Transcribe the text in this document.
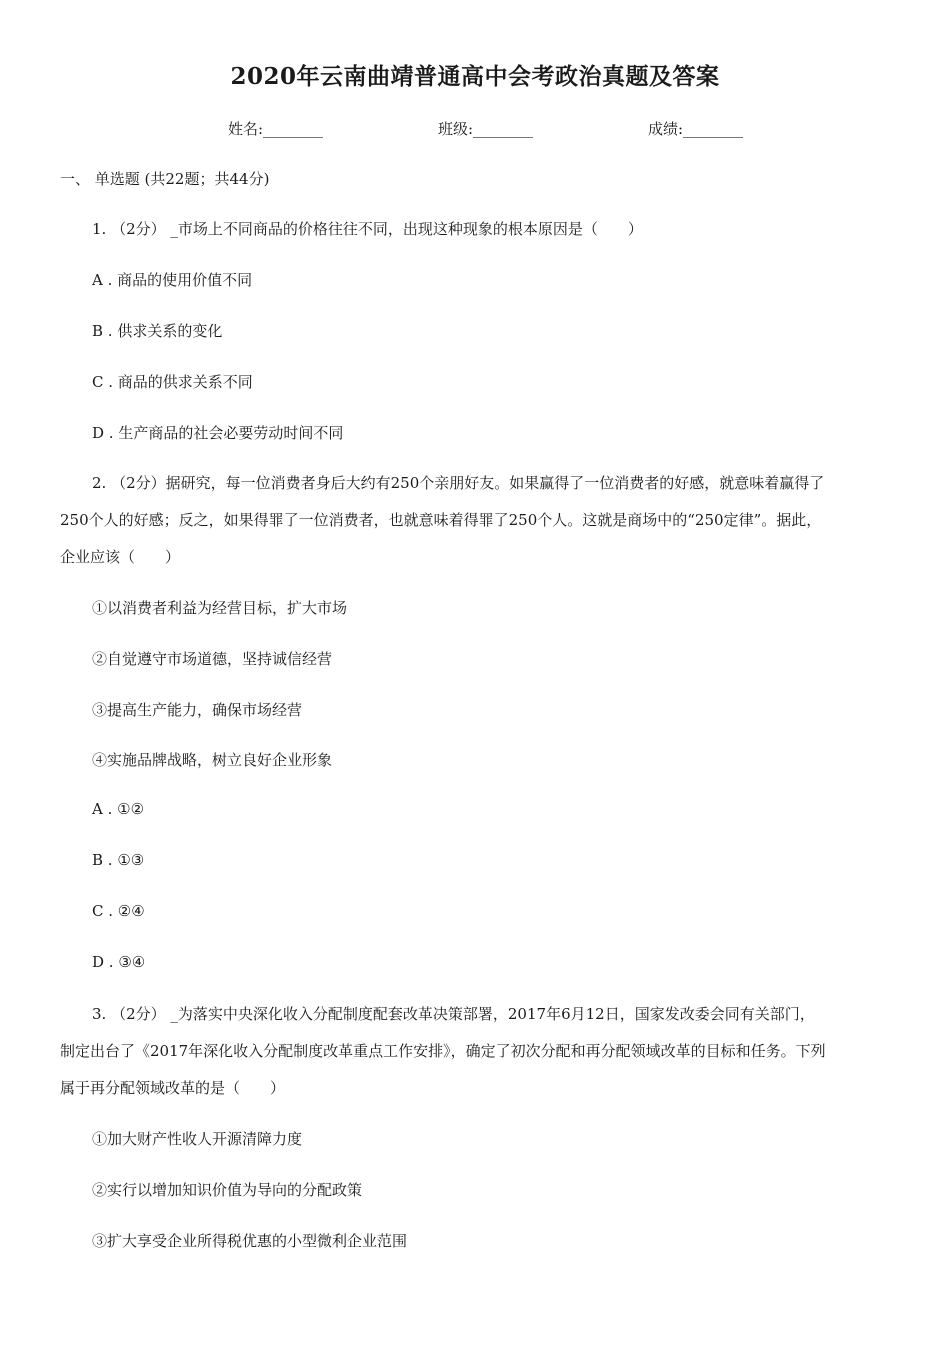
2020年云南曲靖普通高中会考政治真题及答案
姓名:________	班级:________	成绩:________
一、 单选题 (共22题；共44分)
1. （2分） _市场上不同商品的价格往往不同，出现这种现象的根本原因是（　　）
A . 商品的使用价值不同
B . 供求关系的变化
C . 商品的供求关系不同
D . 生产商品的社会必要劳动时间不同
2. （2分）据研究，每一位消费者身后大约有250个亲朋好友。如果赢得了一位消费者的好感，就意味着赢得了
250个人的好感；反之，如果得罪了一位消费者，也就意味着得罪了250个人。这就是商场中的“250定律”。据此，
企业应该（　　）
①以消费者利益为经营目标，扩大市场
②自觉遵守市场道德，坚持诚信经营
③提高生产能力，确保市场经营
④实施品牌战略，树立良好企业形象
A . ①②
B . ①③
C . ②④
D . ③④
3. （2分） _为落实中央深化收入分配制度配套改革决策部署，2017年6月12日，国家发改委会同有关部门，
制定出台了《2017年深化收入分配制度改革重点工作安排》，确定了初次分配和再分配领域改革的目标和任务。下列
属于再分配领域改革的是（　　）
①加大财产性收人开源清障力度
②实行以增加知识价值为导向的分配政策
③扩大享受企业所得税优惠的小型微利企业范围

■ **YOUR GOAL**:
Each entry shown above must be quoted exactly, with its pictures left out.

■ **ANSWER TO THIS TASK**:
Transcribe the text in this document.
2020年云南曲靖普通高中会考政治真题及答案
姓名:________	班级:________	成绩:________
一、 单选题 (共22题；共44分)
1. （2分） _市场上不同商品的价格往往不同，出现这种现象的根本原因是（　　）
A . 商品的使用价值不同
B . 供求关系的变化
C . 商品的供求关系不同
D . 生产商品的社会必要劳动时间不同
2. （2分）据研究，每一位消费者身后大约有250个亲朋好友。如果赢得了一位消费者的好感，就意味着赢得了
250个人的好感；反之，如果得罪了一位消费者，也就意味着得罪了250个人。这就是商场中的“250定律”。据此，
企业应该（　　）
①以消费者利益为经营目标，扩大市场
②自觉遵守市场道德，坚持诚信经营
③提高生产能力，确保市场经营
④实施品牌战略，树立良好企业形象
A . ①②
B . ①③
C . ②④
D . ③④
3. （2分） _为落实中央深化收入分配制度配套改革决策部署，2017年6月12日，国家发改委会同有关部门，
制定出台了《2017年深化收入分配制度改革重点工作安排》，确定了初次分配和再分配领域改革的目标和任务。下列
属于再分配领域改革的是（　　）
①加大财产性收人开源清障力度
②实行以增加知识价值为导向的分配政策
③扩大享受企业所得税优惠的小型微利企业范围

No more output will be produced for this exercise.